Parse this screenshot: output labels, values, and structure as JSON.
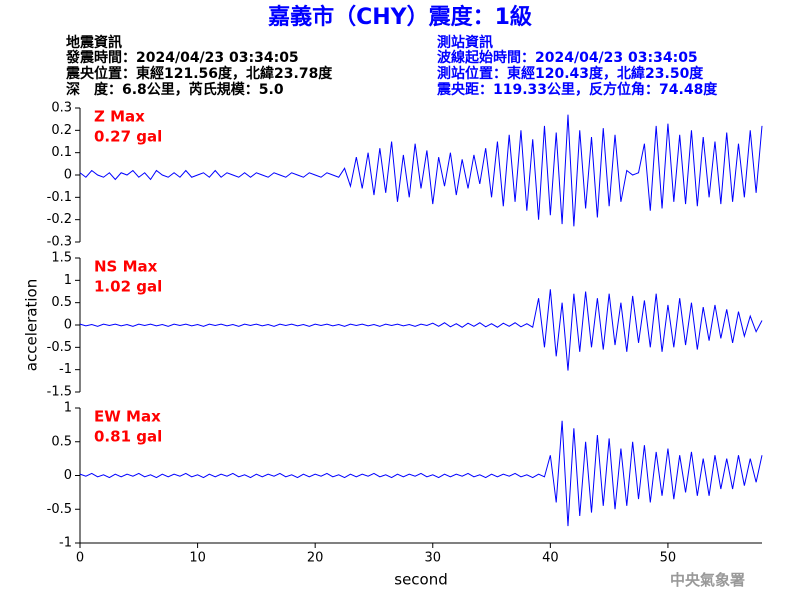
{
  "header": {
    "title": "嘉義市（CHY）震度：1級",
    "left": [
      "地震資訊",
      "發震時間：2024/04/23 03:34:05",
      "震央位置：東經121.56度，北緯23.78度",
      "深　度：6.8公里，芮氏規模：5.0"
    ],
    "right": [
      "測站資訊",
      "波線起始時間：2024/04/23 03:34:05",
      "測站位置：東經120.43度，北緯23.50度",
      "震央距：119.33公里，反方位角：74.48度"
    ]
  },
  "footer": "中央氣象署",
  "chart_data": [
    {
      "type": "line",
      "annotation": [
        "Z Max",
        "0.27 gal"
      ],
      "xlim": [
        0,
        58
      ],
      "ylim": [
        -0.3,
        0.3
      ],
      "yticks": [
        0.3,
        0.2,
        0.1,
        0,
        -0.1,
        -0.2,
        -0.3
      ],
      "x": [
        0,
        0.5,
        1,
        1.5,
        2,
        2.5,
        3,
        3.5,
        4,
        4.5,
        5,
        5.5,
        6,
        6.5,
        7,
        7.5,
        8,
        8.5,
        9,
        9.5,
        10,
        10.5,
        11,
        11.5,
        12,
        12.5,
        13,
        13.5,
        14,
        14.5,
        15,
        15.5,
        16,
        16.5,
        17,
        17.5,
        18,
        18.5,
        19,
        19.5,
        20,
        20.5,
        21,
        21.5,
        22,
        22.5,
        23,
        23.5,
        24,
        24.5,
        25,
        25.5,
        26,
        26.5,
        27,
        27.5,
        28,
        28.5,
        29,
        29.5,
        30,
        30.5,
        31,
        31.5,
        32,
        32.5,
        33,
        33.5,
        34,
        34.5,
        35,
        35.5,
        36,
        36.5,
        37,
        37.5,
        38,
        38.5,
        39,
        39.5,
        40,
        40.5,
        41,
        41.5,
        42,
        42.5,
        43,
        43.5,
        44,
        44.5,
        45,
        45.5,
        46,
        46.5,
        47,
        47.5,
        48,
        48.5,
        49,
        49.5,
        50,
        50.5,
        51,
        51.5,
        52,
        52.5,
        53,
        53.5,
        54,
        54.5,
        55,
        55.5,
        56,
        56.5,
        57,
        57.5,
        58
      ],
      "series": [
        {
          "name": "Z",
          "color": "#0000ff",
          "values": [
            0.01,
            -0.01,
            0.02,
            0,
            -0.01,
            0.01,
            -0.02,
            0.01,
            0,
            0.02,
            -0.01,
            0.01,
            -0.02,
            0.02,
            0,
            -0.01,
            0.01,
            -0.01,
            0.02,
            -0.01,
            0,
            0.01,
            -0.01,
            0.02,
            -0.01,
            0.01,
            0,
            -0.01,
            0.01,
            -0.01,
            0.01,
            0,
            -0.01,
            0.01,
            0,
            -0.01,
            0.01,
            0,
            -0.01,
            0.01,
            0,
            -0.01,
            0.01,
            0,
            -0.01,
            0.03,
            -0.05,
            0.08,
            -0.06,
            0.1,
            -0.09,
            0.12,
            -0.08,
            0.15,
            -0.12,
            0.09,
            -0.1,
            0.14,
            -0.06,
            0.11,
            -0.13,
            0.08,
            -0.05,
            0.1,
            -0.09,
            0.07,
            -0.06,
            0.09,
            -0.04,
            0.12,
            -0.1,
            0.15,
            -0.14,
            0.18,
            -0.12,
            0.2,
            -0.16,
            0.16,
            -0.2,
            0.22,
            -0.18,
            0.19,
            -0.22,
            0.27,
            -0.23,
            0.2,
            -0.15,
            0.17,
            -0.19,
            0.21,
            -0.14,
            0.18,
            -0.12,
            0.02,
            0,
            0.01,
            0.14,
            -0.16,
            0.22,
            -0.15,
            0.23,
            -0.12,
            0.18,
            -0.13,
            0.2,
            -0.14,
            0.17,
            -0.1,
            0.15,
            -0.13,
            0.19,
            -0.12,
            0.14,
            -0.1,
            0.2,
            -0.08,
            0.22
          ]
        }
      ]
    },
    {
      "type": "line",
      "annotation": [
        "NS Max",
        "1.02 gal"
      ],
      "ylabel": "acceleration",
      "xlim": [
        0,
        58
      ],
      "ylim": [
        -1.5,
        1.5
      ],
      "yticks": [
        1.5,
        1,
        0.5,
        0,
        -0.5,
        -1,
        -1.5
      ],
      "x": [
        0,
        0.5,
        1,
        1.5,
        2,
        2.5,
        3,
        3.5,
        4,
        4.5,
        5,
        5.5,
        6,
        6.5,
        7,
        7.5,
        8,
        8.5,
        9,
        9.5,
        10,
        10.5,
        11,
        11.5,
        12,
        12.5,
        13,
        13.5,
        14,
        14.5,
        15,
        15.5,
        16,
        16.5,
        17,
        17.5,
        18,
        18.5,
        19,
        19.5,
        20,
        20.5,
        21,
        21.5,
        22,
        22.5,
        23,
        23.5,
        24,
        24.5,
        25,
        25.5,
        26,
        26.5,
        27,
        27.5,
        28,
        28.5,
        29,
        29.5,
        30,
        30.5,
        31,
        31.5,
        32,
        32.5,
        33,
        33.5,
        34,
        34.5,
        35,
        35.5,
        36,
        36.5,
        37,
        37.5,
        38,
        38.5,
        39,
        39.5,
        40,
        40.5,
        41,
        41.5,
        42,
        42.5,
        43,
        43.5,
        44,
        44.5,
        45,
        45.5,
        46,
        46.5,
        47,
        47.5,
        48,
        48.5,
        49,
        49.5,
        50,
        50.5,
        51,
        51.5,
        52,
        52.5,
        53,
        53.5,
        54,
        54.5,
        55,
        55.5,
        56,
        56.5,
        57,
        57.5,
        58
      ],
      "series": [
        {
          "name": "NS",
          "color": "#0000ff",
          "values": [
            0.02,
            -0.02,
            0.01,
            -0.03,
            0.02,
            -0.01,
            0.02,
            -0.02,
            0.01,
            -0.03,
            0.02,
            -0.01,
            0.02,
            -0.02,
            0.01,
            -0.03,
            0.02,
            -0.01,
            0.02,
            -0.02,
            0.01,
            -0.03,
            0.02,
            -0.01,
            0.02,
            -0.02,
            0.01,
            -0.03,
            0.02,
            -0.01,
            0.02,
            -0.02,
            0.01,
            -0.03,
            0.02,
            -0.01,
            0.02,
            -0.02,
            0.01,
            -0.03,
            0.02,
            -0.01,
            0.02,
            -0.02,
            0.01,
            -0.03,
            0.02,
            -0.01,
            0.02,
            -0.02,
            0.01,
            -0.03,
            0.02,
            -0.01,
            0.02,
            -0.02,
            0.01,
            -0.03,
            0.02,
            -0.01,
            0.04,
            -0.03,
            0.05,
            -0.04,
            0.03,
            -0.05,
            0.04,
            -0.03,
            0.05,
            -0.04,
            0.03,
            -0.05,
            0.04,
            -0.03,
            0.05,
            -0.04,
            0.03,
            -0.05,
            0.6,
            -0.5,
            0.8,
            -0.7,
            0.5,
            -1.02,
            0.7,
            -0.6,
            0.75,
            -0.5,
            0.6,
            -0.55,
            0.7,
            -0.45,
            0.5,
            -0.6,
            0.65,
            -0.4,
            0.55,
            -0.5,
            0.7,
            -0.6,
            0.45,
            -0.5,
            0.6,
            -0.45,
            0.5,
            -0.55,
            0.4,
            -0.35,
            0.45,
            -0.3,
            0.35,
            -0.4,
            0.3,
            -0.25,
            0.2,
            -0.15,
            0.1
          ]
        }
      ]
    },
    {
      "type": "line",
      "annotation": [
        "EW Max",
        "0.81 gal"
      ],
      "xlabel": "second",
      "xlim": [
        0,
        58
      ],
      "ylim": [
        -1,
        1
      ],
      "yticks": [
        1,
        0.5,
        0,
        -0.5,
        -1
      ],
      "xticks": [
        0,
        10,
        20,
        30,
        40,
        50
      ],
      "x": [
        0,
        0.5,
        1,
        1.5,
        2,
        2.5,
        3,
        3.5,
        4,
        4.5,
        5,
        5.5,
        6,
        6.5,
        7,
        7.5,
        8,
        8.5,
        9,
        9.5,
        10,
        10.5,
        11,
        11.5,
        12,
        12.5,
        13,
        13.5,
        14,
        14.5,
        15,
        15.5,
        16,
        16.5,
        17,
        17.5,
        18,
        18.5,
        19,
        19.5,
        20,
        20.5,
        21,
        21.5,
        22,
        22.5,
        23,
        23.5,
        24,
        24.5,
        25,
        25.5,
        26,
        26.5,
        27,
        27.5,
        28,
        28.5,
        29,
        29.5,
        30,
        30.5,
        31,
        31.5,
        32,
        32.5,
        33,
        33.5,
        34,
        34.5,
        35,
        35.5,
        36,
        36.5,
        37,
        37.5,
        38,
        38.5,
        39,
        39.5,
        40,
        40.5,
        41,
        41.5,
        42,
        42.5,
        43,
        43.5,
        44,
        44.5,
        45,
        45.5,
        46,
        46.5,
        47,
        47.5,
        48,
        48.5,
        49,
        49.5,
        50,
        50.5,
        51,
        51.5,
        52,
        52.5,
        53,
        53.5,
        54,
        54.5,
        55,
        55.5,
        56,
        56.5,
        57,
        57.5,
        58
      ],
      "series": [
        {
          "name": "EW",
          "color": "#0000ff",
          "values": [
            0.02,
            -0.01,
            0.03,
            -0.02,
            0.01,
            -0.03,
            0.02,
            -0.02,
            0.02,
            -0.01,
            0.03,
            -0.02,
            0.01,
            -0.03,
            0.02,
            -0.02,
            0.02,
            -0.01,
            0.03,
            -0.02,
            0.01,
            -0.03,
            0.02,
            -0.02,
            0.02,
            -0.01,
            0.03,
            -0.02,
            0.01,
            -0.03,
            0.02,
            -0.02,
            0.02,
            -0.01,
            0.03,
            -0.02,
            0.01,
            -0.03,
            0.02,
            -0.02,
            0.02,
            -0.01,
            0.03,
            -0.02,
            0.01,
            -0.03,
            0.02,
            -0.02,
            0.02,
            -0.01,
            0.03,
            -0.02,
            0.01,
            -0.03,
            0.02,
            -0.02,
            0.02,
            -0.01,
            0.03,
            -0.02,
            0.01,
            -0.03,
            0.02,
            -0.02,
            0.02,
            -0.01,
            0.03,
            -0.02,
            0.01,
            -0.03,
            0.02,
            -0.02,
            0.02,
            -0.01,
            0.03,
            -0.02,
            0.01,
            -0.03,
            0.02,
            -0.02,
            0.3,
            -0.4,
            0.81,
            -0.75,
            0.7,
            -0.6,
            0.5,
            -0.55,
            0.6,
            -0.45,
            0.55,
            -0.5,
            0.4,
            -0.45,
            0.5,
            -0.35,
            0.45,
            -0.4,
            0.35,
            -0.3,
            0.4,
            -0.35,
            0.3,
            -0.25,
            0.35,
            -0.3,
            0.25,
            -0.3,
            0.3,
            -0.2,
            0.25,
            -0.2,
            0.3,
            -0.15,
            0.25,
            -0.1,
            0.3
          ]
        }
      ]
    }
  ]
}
.....
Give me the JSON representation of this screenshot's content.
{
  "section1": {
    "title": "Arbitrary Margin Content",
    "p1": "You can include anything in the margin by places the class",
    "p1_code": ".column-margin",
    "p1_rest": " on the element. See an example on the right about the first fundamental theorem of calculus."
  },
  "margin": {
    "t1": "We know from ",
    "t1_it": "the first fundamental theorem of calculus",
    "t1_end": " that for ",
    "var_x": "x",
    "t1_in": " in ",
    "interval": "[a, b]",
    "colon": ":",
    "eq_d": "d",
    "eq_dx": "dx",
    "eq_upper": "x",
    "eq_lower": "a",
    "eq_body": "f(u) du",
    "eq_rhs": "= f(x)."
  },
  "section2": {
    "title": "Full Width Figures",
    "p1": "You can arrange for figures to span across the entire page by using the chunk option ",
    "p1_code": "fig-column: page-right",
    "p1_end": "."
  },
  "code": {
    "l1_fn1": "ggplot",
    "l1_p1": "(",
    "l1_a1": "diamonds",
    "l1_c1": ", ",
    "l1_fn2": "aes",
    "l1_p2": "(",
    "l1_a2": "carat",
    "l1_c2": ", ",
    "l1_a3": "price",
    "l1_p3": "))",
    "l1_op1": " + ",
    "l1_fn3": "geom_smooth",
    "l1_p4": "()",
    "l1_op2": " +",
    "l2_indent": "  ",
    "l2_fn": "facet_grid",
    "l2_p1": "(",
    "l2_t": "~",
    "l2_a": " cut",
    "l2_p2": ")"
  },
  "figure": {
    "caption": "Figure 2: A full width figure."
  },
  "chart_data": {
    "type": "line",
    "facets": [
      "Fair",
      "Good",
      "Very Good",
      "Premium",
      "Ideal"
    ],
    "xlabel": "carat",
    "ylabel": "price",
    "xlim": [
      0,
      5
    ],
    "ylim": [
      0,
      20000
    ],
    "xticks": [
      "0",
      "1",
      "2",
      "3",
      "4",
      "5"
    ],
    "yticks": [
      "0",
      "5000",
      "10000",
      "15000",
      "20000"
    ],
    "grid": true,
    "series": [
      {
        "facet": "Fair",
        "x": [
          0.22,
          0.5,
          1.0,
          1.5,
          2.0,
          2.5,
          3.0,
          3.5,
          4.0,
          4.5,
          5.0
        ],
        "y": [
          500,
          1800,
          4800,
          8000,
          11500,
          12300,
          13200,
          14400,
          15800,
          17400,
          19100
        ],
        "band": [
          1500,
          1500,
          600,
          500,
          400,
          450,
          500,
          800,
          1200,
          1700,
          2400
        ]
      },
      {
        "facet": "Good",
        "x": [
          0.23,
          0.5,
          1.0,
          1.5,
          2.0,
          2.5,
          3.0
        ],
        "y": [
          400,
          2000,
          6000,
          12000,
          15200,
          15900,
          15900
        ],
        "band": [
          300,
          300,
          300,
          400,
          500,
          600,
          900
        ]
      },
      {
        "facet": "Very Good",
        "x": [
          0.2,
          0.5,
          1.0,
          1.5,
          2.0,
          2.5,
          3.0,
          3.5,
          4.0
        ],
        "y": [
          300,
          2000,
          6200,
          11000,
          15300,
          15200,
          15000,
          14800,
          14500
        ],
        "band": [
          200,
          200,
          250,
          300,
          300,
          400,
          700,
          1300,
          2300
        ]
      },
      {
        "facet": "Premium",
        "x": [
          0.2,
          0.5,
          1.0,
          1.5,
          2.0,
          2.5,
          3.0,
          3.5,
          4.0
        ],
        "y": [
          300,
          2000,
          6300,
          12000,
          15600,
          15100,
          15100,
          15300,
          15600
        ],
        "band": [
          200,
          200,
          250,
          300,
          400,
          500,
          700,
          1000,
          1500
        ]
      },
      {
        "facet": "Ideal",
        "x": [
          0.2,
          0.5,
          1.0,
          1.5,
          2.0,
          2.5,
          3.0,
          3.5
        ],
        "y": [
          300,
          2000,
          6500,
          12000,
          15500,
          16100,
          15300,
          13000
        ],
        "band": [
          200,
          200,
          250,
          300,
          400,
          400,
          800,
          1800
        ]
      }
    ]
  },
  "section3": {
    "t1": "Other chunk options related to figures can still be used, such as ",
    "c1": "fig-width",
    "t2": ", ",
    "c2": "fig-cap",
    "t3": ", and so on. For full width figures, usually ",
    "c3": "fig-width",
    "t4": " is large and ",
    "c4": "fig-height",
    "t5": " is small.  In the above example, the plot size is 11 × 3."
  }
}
.....
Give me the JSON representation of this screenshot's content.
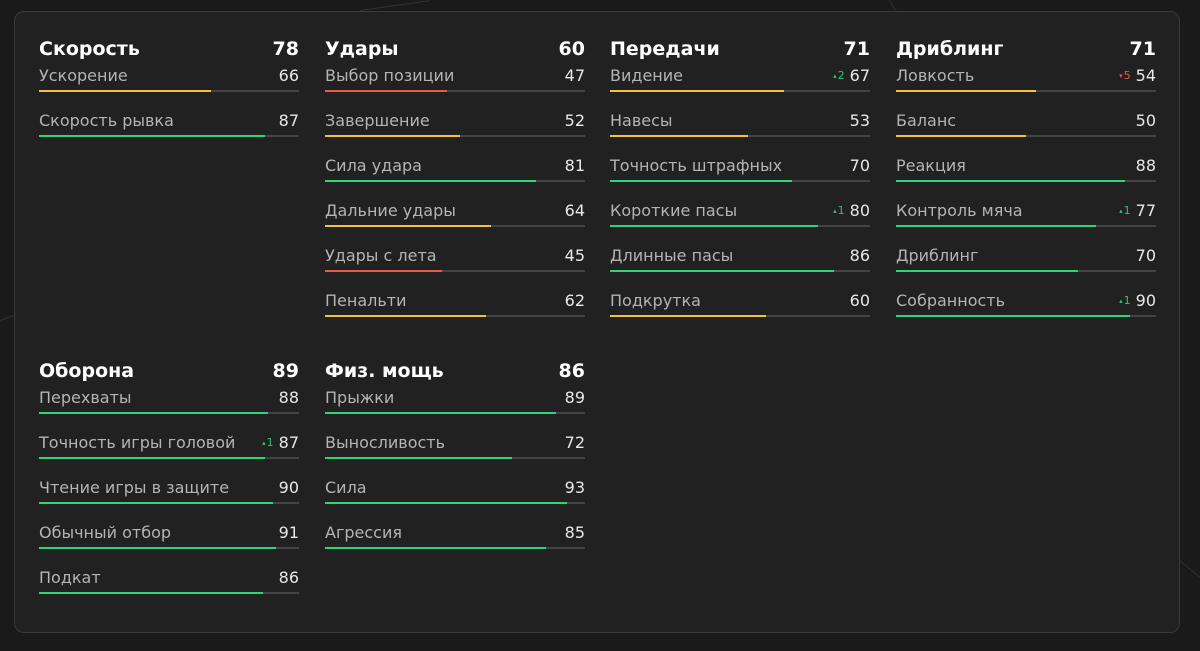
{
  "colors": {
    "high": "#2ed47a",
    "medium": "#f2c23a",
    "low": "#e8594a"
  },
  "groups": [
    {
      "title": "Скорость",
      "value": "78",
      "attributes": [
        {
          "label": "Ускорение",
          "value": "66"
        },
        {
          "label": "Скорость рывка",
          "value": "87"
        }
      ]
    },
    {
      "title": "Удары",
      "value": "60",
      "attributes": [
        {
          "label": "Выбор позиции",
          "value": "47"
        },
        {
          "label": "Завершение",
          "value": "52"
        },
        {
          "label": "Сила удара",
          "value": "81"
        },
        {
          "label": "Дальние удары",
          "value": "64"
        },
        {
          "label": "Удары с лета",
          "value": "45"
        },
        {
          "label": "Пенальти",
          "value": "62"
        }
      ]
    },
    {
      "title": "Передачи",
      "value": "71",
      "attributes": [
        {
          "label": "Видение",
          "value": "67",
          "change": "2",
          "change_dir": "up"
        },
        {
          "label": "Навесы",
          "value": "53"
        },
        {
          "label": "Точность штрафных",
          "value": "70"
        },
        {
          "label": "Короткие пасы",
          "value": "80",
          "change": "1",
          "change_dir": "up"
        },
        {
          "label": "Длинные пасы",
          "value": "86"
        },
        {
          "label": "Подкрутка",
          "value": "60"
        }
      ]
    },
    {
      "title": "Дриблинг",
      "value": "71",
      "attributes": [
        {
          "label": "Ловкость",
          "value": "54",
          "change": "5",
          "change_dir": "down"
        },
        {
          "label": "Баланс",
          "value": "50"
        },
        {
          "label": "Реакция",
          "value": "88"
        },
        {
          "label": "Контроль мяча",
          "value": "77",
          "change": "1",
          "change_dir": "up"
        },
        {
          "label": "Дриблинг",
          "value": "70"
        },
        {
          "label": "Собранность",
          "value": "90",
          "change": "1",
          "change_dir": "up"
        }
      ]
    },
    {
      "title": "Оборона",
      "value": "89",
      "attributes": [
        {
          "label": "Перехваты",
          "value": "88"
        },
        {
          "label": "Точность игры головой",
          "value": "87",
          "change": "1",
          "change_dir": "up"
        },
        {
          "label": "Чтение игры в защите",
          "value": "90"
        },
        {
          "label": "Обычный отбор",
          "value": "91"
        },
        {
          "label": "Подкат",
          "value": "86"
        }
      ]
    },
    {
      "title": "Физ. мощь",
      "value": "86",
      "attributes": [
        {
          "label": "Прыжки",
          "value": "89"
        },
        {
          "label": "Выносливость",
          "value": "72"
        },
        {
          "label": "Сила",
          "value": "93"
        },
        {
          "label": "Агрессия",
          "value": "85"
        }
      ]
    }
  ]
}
.....
Using the listing above, show every line that includes the string "right".

    "right": [
    "p1_rest": " on the element. See an example on the right about the first fundamental theorem of calculus."
    "p1_code": "fig-column: page-right",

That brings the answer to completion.